TO BE DONE:
From the listing below, copy every line with the word "place".

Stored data
· · · ·

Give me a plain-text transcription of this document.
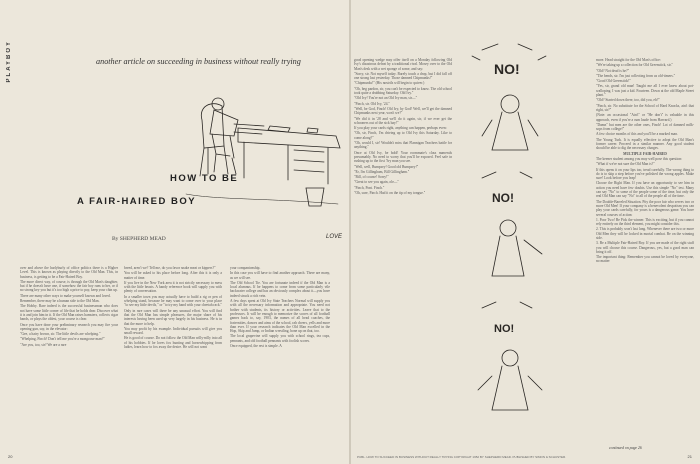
PLAYBOY	another article on succeeding in business without really trying
LOVE
HOW TO BE
A FAIR-HAIRED BOY
By SHEPHERD MEAD

over and above the hurlyburly of office politics there is a Higher Level. This is known as playing directly to the Old Man. This, in business, is getting to be a Fair-Haired Boy.

The more direct way, of course, is through the Old Man's daughter, but if he doesn't have one, if somehow the fair boy runs to her, or if no strong key you but it's too high a price to pay, keep your chin up.

There are many other ways to make yourself known and loved.

Remember, there may be a human side to the Old Man.

The Hobby. Rare indeed is the successful businessman who does not have some little corner of life that he holds dear. Discover what it is and join him in it. If the Old Man raises hamsters, collects cigar bands, or plays the oldest, your course is clear.

Once you have done your preliminary research you may fire your opening gun, say, in the elevator:

"Gee, a hairy brown, sir. The little devils are whelping."

"Whelping, Finch? Don't tell me you're a mongoose man?"

"Are you, too, sir? We are a rare

breed, aren't we? Tell me, do you favor snake meat or kippers?"

You will be asked to his place before long. After this it is only a matter of time.

If you live in the New York area it is not strictly necessary to mess with the little beasts. A handy reference book will supply you with plenty of conversation.

In a smaller town you may actually have to build a rig or pen of whelping stand, because he may want to come over to your place "to see my little devils," or "to try my hand with your cheetah rack."

Only in rare cases will there be any unusual effort. You will find that the Old Man has simple pleasures, the major share of his interests having been used up very largely in his business. He is in that the more to help.

You may profit by his example. Individual pursuits will give you small reward.

He is good of course. Do not follow the Old Man willy-nilly into all of his hobbies. If he loves fox hunting and horsewhipping from ladies, learn how to fox away the desire. He will not want

your companionship.

In this case you will have to find another approach. There are many, as we will see.

The Old School Tie. You are fortunate indeed if the Old Man is a local alumnus. If he happens to come from some particularly vile backwater college and has an obviously complex about it—you have indeed struck a rich vein.

A few days spent at Old Ivy State Teachers Normal will supply you with all the necessary information and appropriate. You need not bother with students, its history or activities. Leave that to the professors. It will be enough to memorize the scores of all football games back to, say, 1903, the names of all head coaches, the fraternities, dances and aims of the school, rah cheers, yells and more than ever. If your research indicates the Old Man excelled in the Hop, Skip and Jump, or Indian wrestling, bone up on that, too.

The local grapevine will supply you with school rings, tea cups, pennants, and old football pennants with foolish scores.

Once equipped, the rest is simple. A

20

good opening wedge may offer itself on a Monday following Old Ivy's disastrous defeat by a traditional rival. Mosey over to the Old Man's desk with a wet sponge of some, and say:

"Sorry, sir. Not myself today. Barely touch a drop, but I did fall off one strong last yesterday. Those damned Chipmunks!"

"Chipmunks!" (His nostrils will begin to quiver.)

"Oh, beg pardon, sir, you can't be expected to know. The old school took quite a drubbing Saturday. Old Ivy."

"Old Ivy! You're not an Old Ivy man, sir—"

"Finch, sir. Old Ivy, '24."

"Well, be God, Finch! Old Ivy, by God! Well, we'll get the damned Chipmunks next year, won't we?"

"We did it in '28 and we'll do it again, sir, if we ever get the schooners out of the sick bay!"

If you play your cards right, anything can happen, perhaps even:

"Oh, sir, Finch, I'm driving up to Old Ivy this Saturday. Like to come along?"

"Oh, would I, sir! Wouldn't miss that Flannigan Teachers battle for anything."

Once at Old Ivy, be bold! Your roommate's class numerals presumably. No need to worry that you'll be exposed. Feel safe in rushing up to the first 'Ivy man you see.

"Well, well, Bumpsey! Good old Bumpsey!"

"Er, I'm Gillingham, Bill Gillingham."

"Bill, of course! Sorry!"

"Great to see you again, ole—"

"Finch, Pont. Finch."

"Oh, sure, Finch. Had it on the tip of my tongue."

NO!
NO!
NO!

more. Head straight for the Old Man's office:

"We're taking up a collection for Old Greenstick, sir."

"Old? Not dead is he?"

"The bends, sir. I'm just collecting from us old-timers."

"Good Old Greenstick!"

"Yes, sir, grand old man! Taught me all I ever knew about pot-walloping. I was just a kid. Fourteen. Down at the old Maple Street plant."

"Old? Started down there, too, did you, eh?"

"Finch, sir. No substitute for the School of Hard Knocks, ain't that right, sir?"

(Note: an occasional "Ain't" or "He don't" is valuable in this approach, even if you're a cum laude from Harvard.)

"Damn" but men are the other ones, Finch! Lot of damned milk-sops from college!"

A few choice months of this and you'll be a marked man.

The Young Turk. It is equally effective to adopt the Old Man's former career. Proceed in a similar manner. Any good student should be able to dig the necessary charges.

MULTIPLE FAIR-HAIRED

The keener student among you may well pose this question:

"What if we're not sure the Old Man is?"

If this opens it on your lips too, tread carefully. The wrong thing to do is to skip a step before you've polished the wrong apples. Make sure! Look before you leap!

Choose the Right Man. If you have an opportunity to see him in action you need have few doubts. Use this simple "No" test. Many can say "No" to some of the people some of the time, but only the real Old Man can say "No" to all of the people all of the time.

The Double-Barreled Situation. Pity the poor fair who serves two or more Old Men! If your company is a benevolent despotism you can play your cards carefully, for yours is a dangerous game. You have several courses of action:

1. Poor Two! Be Pick the winner. This is exciting, but if you cannot rely entirely on the third element, you might consider this.

2. This is probably won't last long. Whenever there are two or more Old Men they will be locked in mortal combat. Be on the winning side.

3. Be a Multiple Fair-Haired Boy. If you are made of the right stuff you will choose this course. Dangerous, yes, but a good man can bring it off.

The important thing: Remember you cannot be loved by everyone, no matter

continued on page 26
PUBL. HOW TO SUCCEED IN BUSINESS WITHOUT REALLY TRYING COPYRIGHT 1952 BY SHEPHERD MEAD. PUBLISHED BY SIMON & SCHUSTER.	21
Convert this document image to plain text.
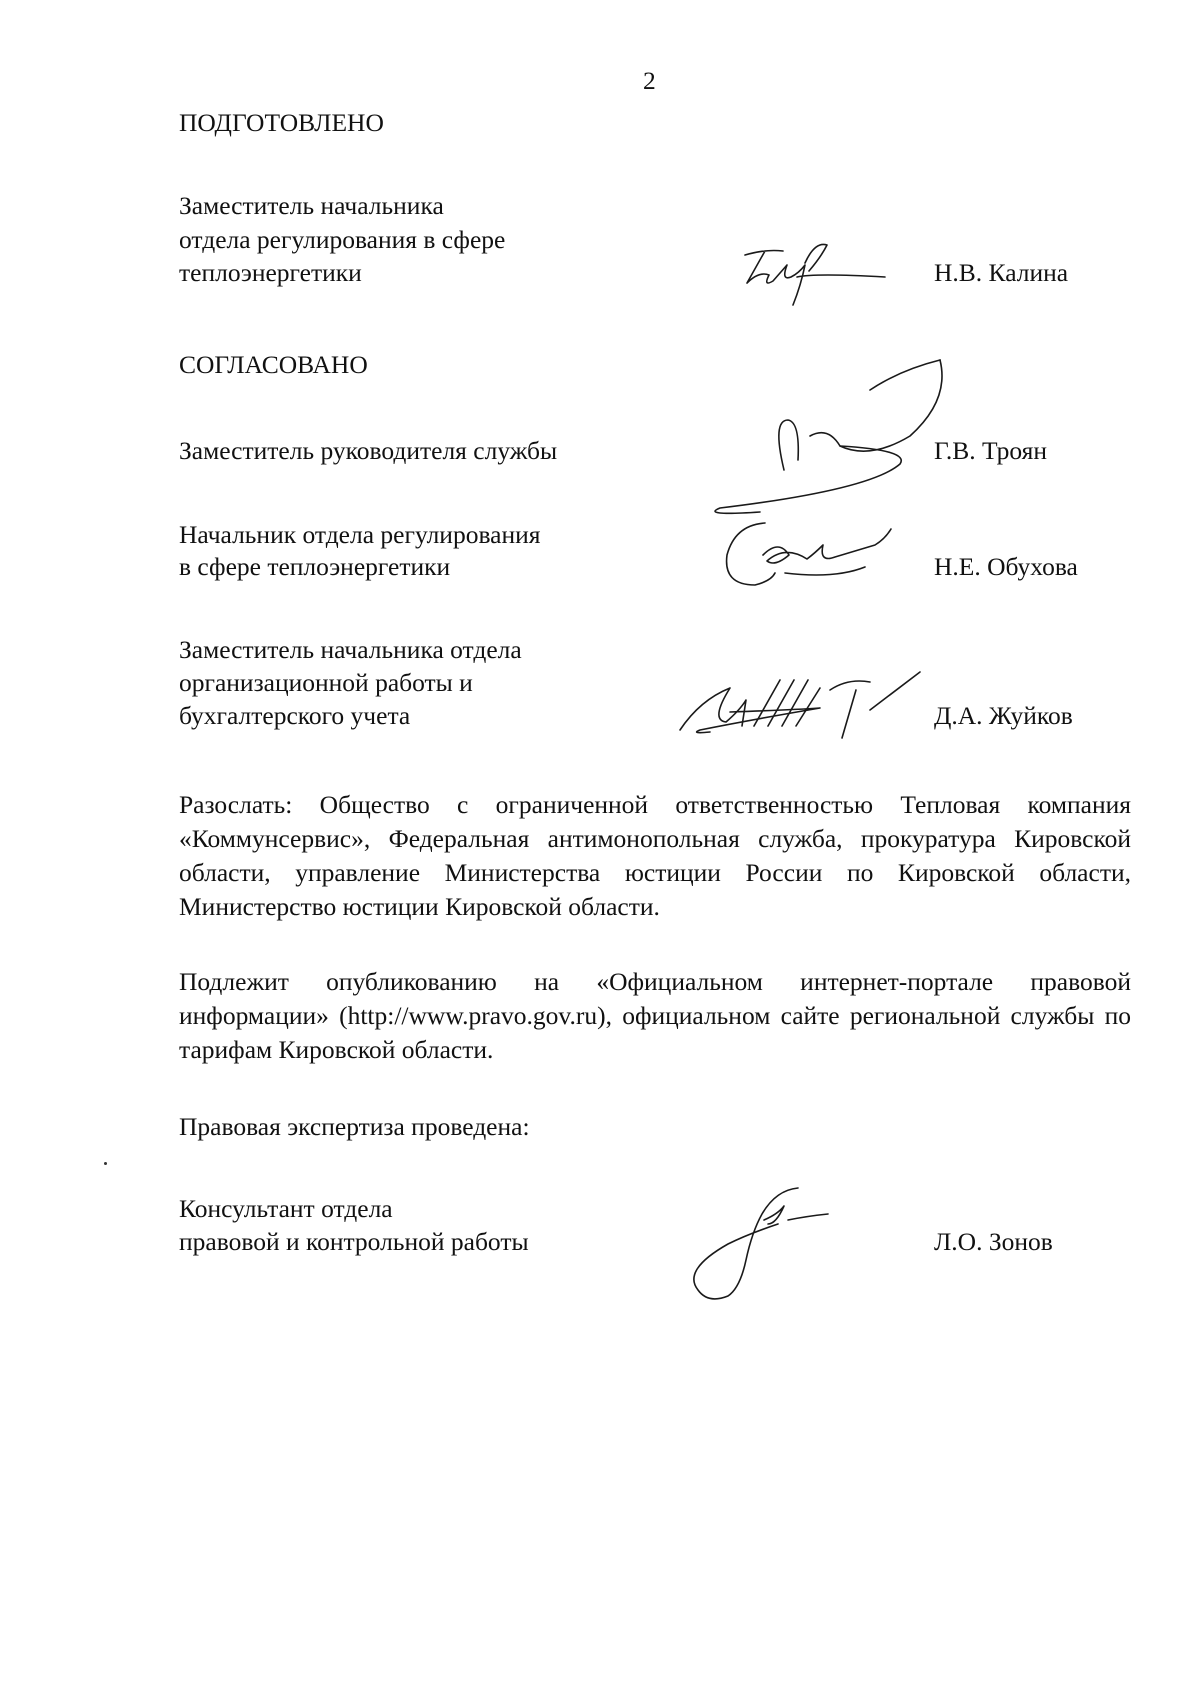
2

ПОДГОТОВЛЕНО

Заместитель начальника

отдела регулирования в сфере

теплоэнергетики	Н.В. Калина

СОГЛАСОВАНО

Заместитель руководителя службы	Г.В. Троян

Начальник отдела регулирования

в сфере теплоэнергетики	Н.Е. Обухова

Заместитель начальника отдела

организационной работы и

бухгалтерского учета	Д.А. Жуйков

Разослать: Общество с ограниченной ответственностью Тепловая компания «Коммунсервис», Федеральная антимонопольная служба, прокуратура Кировской области, управление Министерства юстиции России по Кировской области, Министерство юстиции Кировской области.

Подлежит опубликованию на «Официальном интернет-портале правовой информации» (http://www.pravo.gov.ru), официальном сайте региональной службы по тарифам Кировской области.

Правовая экспертиза проведена:

Консультант отдела

правовой и контрольной работы	Л.О. Зонов
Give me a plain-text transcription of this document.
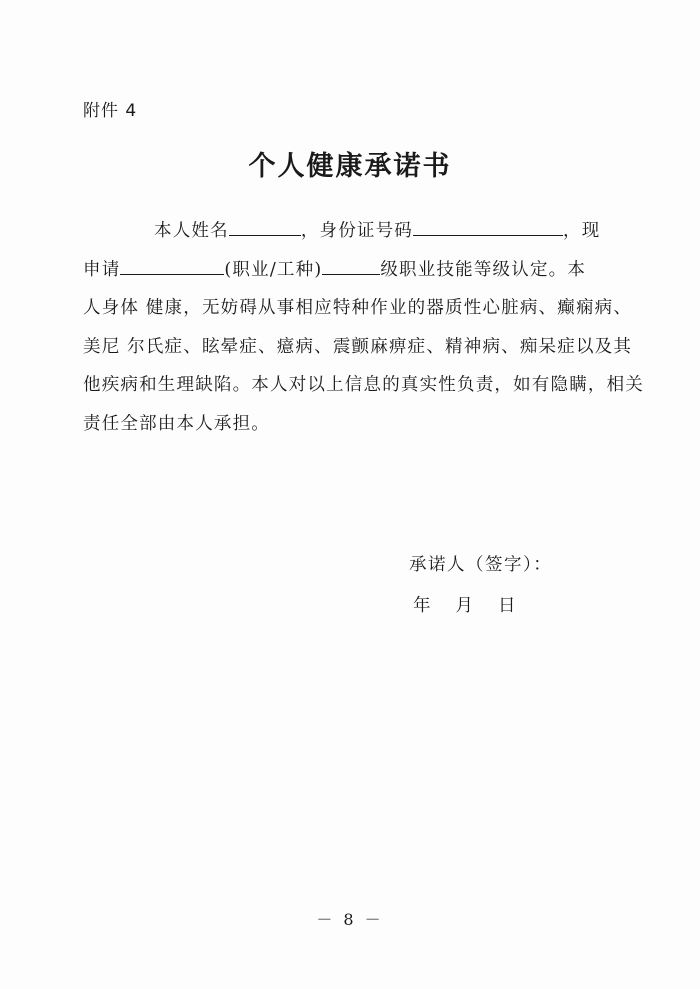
附件 4
个人健康承诺书
本人姓名	，身份证号码	，现
申请	(职业/工种)	级职业技能等级认定。本
人身体 健康，无妨碍从事相应特种作业的器质性心脏病、癫痫病、
美尼 尔氏症、眩晕症、癔病、震颤麻痹症、精神病、痴呆症以及其
他疾病和生理缺陷。本人对以上信息的真实性负责，如有隐瞒，相关
责任全部由本人承担。
承诺人（签字）：
年 月 日
－ 8 －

· · · ·

OUTPUT:
You will be asked to his place before long. After this it is only a matter of time.
In a smaller town you may actually have to build a rig or pen of whelping stand, because he may want to come over to your place "to see my little devils," or "to try my hand with your cheetah rack."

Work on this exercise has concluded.